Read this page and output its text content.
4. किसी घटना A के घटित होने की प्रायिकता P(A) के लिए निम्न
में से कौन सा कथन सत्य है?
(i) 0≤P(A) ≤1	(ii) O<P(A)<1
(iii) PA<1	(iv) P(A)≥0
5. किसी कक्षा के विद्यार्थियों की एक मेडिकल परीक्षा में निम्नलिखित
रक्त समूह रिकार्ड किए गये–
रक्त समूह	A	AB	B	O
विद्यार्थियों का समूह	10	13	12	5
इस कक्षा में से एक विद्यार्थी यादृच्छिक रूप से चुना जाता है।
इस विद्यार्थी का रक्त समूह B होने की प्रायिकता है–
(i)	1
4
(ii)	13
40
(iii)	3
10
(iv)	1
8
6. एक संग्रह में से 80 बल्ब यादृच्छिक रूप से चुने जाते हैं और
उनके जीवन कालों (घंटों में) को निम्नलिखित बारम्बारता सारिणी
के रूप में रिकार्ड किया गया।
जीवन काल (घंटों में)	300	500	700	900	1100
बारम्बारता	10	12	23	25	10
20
★ ★ ★ ★ ★
_GOAL_: Print every record above exactly as written.

_WRITTEN ANSWER_:
Read this page and output its text content.
4. किसी घटना A के घटित होने की प्रायिकता P(A) के लिए निम्न
में से कौन सा कथन सत्य है?
(i) 0≤P(A) ≤1	(ii) O<P(A)<1
(iii) PA<1	(iv) P(A)≥0
5. किसी कक्षा के विद्यार्थियों की एक मेडिकल परीक्षा में निम्नलिखित
रक्त समूह रिकार्ड किए गये–
रक्त समूह	A	AB	B	O
विद्यार्थियों का समूह	10	13	12	5
इस कक्षा में से एक विद्यार्थी यादृच्छिक रूप से चुना जाता है।
इस विद्यार्थी का रक्त समूह B होने की प्रायिकता है–
(i)	1
4
(ii)	13
40
(iii)	3
10
(iv)	1
8
6. एक संग्रह में से 80 बल्ब यादृच्छिक रूप से चुने जाते हैं और
उनके जीवन कालों (घंटों में) को निम्नलिखित बारम्बारता सारिणी
के रूप में रिकार्ड किया गया।
जीवन काल (घंटों में)	300	500	700	900	1100
बारम्बारता	10	12	23	25	10
20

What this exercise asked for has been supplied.